* _Your assignment_:
The records, repeated exactly and in full, are the expected answer.

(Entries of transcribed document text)
──────────────────────────────
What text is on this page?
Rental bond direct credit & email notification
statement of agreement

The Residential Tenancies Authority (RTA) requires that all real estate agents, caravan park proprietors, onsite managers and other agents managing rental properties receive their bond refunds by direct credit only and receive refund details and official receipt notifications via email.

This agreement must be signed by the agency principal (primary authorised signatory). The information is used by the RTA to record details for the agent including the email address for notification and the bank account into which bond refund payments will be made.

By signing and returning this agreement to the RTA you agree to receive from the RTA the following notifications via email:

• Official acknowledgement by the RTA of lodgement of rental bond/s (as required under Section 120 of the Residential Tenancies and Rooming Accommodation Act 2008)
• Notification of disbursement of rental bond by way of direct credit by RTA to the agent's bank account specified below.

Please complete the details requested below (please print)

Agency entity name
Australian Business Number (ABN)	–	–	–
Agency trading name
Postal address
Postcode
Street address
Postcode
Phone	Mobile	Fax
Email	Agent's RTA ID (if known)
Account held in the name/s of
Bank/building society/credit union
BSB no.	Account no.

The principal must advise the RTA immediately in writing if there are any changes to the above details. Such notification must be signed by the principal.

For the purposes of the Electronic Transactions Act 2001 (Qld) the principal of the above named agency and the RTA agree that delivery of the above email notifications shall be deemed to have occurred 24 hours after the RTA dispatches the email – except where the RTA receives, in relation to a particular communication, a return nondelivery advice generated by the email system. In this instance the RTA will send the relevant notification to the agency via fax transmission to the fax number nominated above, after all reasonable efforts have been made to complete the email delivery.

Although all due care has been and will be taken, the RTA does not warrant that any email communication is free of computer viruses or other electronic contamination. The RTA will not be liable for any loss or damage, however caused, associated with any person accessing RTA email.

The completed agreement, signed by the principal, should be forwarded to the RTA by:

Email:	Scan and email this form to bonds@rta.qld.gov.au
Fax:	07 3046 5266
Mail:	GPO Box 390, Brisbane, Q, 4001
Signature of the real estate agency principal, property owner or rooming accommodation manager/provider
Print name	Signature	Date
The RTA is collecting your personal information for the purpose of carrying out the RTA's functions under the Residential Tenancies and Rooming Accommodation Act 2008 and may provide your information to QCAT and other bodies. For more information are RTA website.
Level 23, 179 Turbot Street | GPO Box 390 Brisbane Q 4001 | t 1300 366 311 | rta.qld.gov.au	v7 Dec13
──────────────────────────────
* _Solution to this exercise_:
What text is on this page?
Rental bond direct credit & email notification
statement of agreement

The Residential Tenancies Authority (RTA) requires that all real estate agents, caravan park proprietors, onsite managers and other agents managing rental properties receive their bond refunds by direct credit only and receive refund details and official receipt notifications via email.

This agreement must be signed by the agency principal (primary authorised signatory). The information is used by the RTA to record details for the agent including the email address for notification and the bank account into which bond refund payments will be made.

By signing and returning this agreement to the RTA you agree to receive from the RTA the following notifications via email:

• Official acknowledgement by the RTA of lodgement of rental bond/s (as required under Section 120 of the Residential Tenancies and Rooming Accommodation Act 2008)
• Notification of disbursement of rental bond by way of direct credit by RTA to the agent's bank account specified below.

Please complete the details requested below (please print)

Agency entity name
Australian Business Number (ABN)	–	–	–
Agency trading name
Postal address
Postcode
Street address
Postcode
Phone	Mobile	Fax
Email	Agent's RTA ID (if known)
Account held in the name/s of
Bank/building society/credit union
BSB no.	Account no.

The principal must advise the RTA immediately in writing if there are any changes to the above details. Such notification must be signed by the principal.

For the purposes of the Electronic Transactions Act 2001 (Qld) the principal of the above named agency and the RTA agree that delivery of the above email notifications shall be deemed to have occurred 24 hours after the RTA dispatches the email – except where the RTA receives, in relation to a particular communication, a return nondelivery advice generated by the email system. In this instance the RTA will send the relevant notification to the agency via fax transmission to the fax number nominated above, after all reasonable efforts have been made to complete the email delivery.

Although all due care has been and will be taken, the RTA does not warrant that any email communication is free of computer viruses or other electronic contamination. The RTA will not be liable for any loss or damage, however caused, associated with any person accessing RTA email.

The completed agreement, signed by the principal, should be forwarded to the RTA by:

Email:	Scan and email this form to bonds@rta.qld.gov.au
Fax:	07 3046 5266
Mail:	GPO Box 390, Brisbane, Q, 4001
Signature of the real estate agency principal, property owner or rooming accommodation manager/provider
Print name	Signature	Date
The RTA is collecting your personal information for the purpose of carrying out the RTA's functions under the Residential Tenancies and Rooming Accommodation Act 2008 and may provide your information to QCAT and other bodies. For more information are RTA website.
Level 23, 179 Turbot Street | GPO Box 390 Brisbane Q 4001 | t 1300 366 311 | rta.qld.gov.au	v7 Dec13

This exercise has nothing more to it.